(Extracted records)
- - - -

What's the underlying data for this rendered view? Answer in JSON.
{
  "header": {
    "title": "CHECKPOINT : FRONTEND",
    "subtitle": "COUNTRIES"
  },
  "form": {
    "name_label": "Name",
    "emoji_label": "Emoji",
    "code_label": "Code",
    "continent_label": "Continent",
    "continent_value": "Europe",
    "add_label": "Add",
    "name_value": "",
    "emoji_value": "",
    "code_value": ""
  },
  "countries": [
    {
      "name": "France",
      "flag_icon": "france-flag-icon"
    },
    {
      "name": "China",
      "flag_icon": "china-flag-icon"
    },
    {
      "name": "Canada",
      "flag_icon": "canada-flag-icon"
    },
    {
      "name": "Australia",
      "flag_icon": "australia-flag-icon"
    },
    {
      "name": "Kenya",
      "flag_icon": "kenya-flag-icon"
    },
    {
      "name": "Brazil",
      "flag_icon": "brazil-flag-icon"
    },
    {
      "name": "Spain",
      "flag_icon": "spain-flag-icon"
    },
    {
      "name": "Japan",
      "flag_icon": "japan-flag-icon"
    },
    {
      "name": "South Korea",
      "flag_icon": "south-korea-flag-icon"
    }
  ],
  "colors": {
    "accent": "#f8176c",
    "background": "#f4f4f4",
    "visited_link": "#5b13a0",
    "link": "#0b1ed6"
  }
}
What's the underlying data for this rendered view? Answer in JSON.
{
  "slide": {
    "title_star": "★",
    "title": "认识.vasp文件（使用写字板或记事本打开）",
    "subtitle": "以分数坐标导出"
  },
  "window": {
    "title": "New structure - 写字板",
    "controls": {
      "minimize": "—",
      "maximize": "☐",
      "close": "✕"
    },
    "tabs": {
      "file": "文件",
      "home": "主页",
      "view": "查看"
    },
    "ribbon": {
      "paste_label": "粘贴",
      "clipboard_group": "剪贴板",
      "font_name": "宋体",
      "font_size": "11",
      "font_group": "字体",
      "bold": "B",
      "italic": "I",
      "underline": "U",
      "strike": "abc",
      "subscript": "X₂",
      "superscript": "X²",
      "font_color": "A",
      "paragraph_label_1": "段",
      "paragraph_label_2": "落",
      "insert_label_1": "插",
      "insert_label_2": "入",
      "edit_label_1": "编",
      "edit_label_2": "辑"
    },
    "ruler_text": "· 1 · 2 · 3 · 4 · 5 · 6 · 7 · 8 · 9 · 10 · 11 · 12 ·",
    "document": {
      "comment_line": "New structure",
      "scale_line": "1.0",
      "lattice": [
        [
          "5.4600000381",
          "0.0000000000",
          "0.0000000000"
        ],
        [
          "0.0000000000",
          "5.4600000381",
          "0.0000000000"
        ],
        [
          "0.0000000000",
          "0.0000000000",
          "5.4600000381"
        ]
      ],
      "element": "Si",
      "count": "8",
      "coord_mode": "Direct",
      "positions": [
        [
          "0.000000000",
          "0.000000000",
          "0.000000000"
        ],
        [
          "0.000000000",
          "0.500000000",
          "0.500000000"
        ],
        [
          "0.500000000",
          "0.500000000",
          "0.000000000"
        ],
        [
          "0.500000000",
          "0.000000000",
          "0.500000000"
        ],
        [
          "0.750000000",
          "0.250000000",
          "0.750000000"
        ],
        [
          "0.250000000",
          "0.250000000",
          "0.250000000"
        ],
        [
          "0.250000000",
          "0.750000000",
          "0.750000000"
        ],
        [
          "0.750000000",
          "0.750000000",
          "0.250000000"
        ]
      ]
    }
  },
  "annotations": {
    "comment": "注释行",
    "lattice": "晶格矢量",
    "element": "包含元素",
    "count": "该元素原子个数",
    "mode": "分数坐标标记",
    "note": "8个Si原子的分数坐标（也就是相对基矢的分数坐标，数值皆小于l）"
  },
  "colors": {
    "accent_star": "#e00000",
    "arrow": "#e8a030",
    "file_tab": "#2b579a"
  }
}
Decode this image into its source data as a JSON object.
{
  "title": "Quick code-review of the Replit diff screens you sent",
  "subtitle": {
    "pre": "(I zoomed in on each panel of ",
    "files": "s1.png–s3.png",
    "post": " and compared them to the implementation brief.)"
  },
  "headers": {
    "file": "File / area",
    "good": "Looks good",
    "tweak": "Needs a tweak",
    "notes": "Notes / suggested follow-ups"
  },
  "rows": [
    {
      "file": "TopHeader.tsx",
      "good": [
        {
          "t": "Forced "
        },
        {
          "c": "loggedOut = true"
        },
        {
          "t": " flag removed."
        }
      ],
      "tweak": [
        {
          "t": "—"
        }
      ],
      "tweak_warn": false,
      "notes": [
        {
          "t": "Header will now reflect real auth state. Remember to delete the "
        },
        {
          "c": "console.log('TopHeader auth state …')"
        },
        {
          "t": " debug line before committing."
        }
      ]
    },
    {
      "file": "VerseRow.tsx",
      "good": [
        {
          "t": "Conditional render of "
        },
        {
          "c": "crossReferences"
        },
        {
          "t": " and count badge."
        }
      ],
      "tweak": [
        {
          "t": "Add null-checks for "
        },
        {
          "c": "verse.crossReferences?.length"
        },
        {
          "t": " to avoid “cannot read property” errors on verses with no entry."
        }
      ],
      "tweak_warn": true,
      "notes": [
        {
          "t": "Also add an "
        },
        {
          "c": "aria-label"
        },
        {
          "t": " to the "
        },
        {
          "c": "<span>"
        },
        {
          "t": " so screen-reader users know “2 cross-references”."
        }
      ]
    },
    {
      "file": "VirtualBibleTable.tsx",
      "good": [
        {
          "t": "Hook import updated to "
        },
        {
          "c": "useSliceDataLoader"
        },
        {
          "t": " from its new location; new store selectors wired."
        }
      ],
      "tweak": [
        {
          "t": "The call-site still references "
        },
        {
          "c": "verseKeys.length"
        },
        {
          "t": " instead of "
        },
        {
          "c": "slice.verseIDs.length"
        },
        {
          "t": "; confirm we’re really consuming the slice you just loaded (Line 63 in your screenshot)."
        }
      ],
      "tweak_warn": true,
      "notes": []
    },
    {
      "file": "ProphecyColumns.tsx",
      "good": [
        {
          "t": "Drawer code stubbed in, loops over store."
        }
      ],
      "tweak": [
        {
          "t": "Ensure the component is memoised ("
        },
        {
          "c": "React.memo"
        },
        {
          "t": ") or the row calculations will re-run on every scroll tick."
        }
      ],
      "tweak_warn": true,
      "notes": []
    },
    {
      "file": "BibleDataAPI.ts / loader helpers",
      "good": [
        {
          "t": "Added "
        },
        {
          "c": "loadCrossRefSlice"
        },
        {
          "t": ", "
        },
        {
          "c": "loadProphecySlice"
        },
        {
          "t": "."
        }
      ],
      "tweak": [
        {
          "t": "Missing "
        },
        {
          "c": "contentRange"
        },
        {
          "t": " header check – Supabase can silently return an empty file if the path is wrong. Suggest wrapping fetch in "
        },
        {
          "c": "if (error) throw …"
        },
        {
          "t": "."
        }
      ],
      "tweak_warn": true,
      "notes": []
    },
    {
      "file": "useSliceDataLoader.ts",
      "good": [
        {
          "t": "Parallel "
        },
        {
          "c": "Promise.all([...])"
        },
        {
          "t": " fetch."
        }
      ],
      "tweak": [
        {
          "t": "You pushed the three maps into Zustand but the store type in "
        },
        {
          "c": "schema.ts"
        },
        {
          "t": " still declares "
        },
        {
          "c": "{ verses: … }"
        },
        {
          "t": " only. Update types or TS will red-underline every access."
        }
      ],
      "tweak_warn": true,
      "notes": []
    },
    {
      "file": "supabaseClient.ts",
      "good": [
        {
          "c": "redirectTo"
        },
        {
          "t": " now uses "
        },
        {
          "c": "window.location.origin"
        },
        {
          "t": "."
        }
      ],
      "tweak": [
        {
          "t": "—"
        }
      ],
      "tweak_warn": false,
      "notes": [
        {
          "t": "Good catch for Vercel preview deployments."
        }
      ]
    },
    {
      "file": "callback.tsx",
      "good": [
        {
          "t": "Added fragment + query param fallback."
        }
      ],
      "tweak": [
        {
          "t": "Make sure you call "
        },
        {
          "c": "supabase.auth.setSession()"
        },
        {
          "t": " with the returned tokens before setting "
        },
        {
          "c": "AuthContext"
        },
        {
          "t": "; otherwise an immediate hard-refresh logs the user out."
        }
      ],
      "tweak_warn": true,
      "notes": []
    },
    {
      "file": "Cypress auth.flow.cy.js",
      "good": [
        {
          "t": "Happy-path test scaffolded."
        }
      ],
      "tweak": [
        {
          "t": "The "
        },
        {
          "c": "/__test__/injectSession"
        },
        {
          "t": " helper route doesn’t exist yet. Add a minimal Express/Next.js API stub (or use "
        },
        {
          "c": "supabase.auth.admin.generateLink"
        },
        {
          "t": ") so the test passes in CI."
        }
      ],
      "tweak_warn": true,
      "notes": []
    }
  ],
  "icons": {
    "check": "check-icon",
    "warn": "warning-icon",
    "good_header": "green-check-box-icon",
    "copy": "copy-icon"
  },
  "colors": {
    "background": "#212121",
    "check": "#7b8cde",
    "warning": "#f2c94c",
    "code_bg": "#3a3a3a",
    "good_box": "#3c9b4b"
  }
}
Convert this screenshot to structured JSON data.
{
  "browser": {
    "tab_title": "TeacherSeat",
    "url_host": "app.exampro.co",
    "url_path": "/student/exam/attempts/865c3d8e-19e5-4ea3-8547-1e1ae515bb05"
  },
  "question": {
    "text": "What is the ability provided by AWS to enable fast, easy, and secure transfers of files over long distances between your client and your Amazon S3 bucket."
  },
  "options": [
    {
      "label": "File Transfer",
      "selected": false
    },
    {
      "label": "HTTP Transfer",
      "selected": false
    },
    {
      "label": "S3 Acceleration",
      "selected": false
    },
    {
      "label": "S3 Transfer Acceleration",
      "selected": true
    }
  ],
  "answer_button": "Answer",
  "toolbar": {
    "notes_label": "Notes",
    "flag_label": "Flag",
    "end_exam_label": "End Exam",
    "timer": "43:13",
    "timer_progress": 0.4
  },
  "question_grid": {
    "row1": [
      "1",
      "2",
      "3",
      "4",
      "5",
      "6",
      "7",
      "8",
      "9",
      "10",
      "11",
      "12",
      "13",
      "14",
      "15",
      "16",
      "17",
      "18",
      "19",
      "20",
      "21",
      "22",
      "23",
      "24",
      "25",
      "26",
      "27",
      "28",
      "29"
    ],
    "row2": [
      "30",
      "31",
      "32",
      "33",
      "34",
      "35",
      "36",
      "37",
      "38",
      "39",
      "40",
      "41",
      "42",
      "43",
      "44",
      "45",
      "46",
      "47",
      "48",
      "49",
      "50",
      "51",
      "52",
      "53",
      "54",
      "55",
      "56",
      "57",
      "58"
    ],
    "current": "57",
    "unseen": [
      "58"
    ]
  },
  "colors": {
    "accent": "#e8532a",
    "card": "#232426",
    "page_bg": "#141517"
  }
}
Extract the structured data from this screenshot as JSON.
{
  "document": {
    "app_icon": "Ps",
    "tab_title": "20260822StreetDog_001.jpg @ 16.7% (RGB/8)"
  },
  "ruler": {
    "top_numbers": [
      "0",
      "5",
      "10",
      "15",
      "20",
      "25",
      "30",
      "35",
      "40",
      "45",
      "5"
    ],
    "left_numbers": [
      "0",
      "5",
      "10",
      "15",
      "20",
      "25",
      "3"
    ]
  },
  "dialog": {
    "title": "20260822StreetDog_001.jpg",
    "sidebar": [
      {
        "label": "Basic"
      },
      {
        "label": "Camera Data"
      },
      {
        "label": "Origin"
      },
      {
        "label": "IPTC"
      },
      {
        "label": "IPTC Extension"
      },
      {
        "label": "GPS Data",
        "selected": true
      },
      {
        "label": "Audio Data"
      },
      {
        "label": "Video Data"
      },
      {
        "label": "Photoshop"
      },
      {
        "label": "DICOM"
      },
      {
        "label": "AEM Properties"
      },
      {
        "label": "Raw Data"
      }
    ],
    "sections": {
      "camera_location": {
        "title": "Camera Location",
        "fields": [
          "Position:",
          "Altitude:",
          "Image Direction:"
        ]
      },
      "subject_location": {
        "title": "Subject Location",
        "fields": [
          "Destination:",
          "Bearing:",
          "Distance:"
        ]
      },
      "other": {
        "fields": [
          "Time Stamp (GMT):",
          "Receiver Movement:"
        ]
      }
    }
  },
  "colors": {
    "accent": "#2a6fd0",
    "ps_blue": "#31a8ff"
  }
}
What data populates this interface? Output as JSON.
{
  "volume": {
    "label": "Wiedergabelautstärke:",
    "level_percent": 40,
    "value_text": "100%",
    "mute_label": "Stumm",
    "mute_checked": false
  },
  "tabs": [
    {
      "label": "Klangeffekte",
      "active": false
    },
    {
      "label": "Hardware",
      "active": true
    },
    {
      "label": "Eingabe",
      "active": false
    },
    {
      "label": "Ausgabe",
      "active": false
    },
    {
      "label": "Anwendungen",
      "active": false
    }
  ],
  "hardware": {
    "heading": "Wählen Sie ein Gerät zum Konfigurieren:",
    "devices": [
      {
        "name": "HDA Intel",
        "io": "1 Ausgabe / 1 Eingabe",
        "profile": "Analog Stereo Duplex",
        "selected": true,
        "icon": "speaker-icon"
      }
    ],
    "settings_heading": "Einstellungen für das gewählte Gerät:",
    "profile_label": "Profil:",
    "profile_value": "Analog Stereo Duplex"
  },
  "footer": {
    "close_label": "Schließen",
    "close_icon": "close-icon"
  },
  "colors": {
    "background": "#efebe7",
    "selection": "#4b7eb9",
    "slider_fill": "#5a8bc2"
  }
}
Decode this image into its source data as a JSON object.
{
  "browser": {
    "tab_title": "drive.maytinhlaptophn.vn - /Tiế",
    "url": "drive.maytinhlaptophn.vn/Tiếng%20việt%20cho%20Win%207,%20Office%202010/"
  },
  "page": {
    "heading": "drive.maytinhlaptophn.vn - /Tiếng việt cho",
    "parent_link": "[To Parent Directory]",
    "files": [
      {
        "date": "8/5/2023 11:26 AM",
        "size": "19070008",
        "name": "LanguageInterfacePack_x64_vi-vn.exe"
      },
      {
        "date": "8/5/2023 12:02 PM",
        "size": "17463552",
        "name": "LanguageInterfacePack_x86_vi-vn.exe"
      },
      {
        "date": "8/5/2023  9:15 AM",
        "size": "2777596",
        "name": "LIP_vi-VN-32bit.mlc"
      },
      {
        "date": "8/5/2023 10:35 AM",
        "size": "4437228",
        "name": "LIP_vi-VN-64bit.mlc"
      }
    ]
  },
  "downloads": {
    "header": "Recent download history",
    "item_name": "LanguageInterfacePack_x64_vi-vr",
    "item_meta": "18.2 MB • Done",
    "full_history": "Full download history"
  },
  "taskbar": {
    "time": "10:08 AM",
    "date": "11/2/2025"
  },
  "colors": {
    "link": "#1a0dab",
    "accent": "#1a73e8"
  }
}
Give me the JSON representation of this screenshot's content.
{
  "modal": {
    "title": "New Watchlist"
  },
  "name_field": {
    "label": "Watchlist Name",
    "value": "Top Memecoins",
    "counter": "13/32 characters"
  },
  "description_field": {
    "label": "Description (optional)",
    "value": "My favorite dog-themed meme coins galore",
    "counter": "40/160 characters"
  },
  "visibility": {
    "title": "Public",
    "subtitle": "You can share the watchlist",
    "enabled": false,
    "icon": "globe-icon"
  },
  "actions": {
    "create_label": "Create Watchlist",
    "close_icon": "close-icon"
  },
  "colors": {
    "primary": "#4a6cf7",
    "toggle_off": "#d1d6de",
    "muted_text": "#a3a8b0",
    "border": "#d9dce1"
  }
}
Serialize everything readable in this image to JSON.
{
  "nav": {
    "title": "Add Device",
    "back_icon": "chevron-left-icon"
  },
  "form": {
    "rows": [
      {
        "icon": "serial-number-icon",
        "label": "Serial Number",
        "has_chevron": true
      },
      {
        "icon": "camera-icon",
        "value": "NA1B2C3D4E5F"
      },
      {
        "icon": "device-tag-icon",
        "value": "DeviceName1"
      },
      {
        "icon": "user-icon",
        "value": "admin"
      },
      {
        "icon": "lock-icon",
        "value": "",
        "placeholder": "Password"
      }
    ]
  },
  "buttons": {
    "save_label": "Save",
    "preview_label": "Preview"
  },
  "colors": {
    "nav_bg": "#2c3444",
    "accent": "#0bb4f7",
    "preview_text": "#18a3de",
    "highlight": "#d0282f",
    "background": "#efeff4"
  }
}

- - - -

Exercise brief
Copy every line from the entries that contains the word "drive".

Task response
    "tab_title": "drive.maytinhlaptophn.vn - /Tiế",
    "url": "drive.maytinhlaptophn.vn/Tiếng%20việt%20cho%20Win%207,%20Office%202010/"
    "heading": "drive.maytinhlaptophn.vn - /Tiếng việt cho",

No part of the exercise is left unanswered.